> [Source text]:
START

In September 2004, Mann was sentenced to 7 years in jail in Zimbabwe after being convicted of illegally trying to buy weapons. In subsequent legal proceedings, three Equatoguineans and three South Africans were acquitted. In June 2005, President Obiang granted amnesty to the six Armenian pilots. In Harare, Mann obtained a reduced sentence based on good behavior in late 2007. Zimbabwe consented to Equatorial Guinea's extradition request and flew Mann to Malabo in early 2008. His trial began in June 2008. During the trial he reportedly confessed to the attempted coup, implicating Severo Moto, Sir Mark Thatcher, and Ely Calil, a nationalized British citizen of Lebanese ancestry with connections to Nigeria. Mann was sentenced in July 2008; he was allowed visits by western media and family members. Mann was pardoned in November 2009, and he returned to the United Kingdom.
On February 17, 2009, gunmen in boats attacked the Presidential Palace in Malabo. Equatorial Guinean security forces successfully repelled the attack, and President Obiang was on the mainland in Bata during this unsuccessful attack. The government accused the Nigerian rebel group, Movement for the Emancipation of the Niger Delta (MEND), of carrying out the attack.
Although Equatorial Guinea lacks a well-established democratic tradition, it has broken with the anarchic, chaotic, brutal, and repressive pattern of the Macias years and is slowly improving its human rights and political performance. On June 5, 2008 President Obiang granted amnesty to 37 political prisoners, and the government has indicated a willingness to grant amnesty to other political prisoners. In addition, the country is undertaking an ambitious, multi-billion dollar development program that is slowly improving the quality of life and providing greater opportunities for employment for its citizens. Equatorial Guinea was a candidate in the Extractive Industries Transparency Initiative (EITI), which aims to strengthen governance by improving transparency and accountability in the oil, gas, and minerals sector. Unfortunately Equatorial Guinea was the only country in the world not granted an extension to complete its EITI candidacy in April 2010. It was “de-listed” because the country did not demonstrate “sufficient commitment to the goals and spirit of the initiative,” according to an EITI board member. Subsequent to the de-listing, President Obiang has twice publicly stated his intention to have the country re-apply for EITI candidacy at an appropriate time.
Oil and gas exports will drive the economy for years to come. Real GDP growth was estimated at 0.9% for 2010, a drop from 5.3% for 2009. Per capita income rose from about $590 in 1998 to approximately $37,900 in 2010. Equatorial Guinea has other resources, including its tropical climate, fertile soils, rich expanses of water, deepwater ports, and reserves of unskilled labor. However, its hydrocarbon riches dwarf all other economic activity. The government is seeking to diversify the economy by encouraging agriculture and financial services. The ongoing construction boom is also enhancing related skills. The once-significant economic mainstays of the colonial era--cocoa, coffee, and timber--are also receiving attention, though they remain miniscule in comparison to the energy sector.

END

> [Information supplied]:
START

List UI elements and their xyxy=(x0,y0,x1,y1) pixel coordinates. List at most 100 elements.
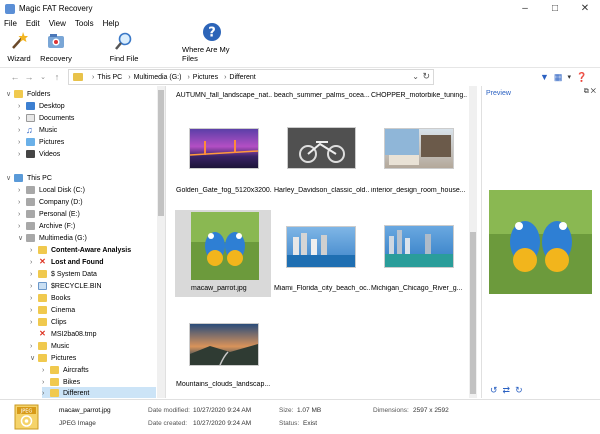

END

> [Problems to solve]:
1/ In the text on Equatorial Guinea, in what month and year was Mann pardoned?
2/ Decide whether each statement below agrees with the text on Equatorial Guinea. Answer yes or no for each, and quote the words of the text that settle it.
(a) President Obiang was in Bata when gunmen attacked the Presidential Palace in Malabo.
(b) Real GDP growth was higher in 2010 than in 2009.
(c) Equatorial Guinea received an extension to complete its EITI candidacy in April 2010.
3/ Write the next paragraph of the text on Equatorial Guinea, following on from its final sentence.

> [Task responses]:
1/ November 2009.

2/
(a) Yes: "President Obiang was on the mainland in Bata during this unsuccessful attack"
(b) No: "Real GDP growth was estimated at 0.9% for 2010, a drop from 5.3% for 2009"
(c) No: "Equatorial Guinea was the only country in the world not granted an extension to complete its EITI candidacy in April 2010"

3/
Equatorial Guinea's economic policies comprise an open investment regime. Qualitative restrictions on imports, non-tariff protection, and many import licensing requirements were lifted in 1992 when the government adopted a public investment program endorsed by the World Bank. The Government of Equatorial Guinea has sold some state enterprises. It is attempting to create a more favorable investment climate, and its investment code contains numerous incentives for job creation, training, promotion of nontraditional exports, support of development projects and indigenous capital participation, freedom for repatriation of profits, exemption from certain taxes and capital, and other benefits. Trade regulations have been further liberalized since Central African Economic and Monetary Union (CEMAC) reform codes in 1994. This included elimination of quota restrictions and reductions in the range and amounts of tariffs. The CEMAC countries agreed to the introduction of a value added tax (VAT) in 1999.
While business laws promote a liberalized economy, the business climate remains difficult. Application of the laws remains selective. Corruption among officials is widespread, and many business deals are concluded under nontransparent circumstances. A wage law now regulates separate wage levels for the petroleum, private, and government sector.
There is little industry in the country, and the local market for industrial products is small. The government seeks to expand the role of free enterprise and to promote foreign investment but has had little success in creating an atmosphere conducive to investor interest.
The Equatoguinean budget has grown enormously in the past 5 years as royalties and taxes on foreign company oil and gas production have provided new resources to a once poor government. The 2010 government revenue was about $6.739 billion. Oil revenues account for more than 81% of government revenue. Value added tax and trade taxes are other large revenue sources for the government.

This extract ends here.